-------- Task inputs --------

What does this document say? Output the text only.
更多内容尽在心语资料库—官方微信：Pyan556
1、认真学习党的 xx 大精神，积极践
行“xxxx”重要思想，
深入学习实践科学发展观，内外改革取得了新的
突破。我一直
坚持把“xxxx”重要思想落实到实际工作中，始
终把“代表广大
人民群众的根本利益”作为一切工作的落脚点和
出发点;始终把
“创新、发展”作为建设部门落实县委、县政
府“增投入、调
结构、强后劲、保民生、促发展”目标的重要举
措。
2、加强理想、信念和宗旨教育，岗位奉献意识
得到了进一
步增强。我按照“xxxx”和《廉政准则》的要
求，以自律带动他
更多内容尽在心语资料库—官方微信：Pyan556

--------

> _Aim_
Transcribe the whole listing with nothing added or left out.

> _Answer to the problem_
What does this document say? Output the text only.
更多内容尽在心语资料库—官方微信：Pyan556
1、认真学习党的 xx 大精神，积极践
行“xxxx”重要思想，
深入学习实践科学发展观，内外改革取得了新的
突破。我一直
坚持把“xxxx”重要思想落实到实际工作中，始
终把“代表广大
人民群众的根本利益”作为一切工作的落脚点和
出发点;始终把
“创新、发展”作为建设部门落实县委、县政
府“增投入、调
结构、强后劲、保民生、促发展”目标的重要举
措。
2、加强理想、信念和宗旨教育，岗位奉献意识
得到了进一
步增强。我按照“xxxx”和《廉政准则》的要
求，以自律带动他
更多内容尽在心语资料库—官方微信：Pyan556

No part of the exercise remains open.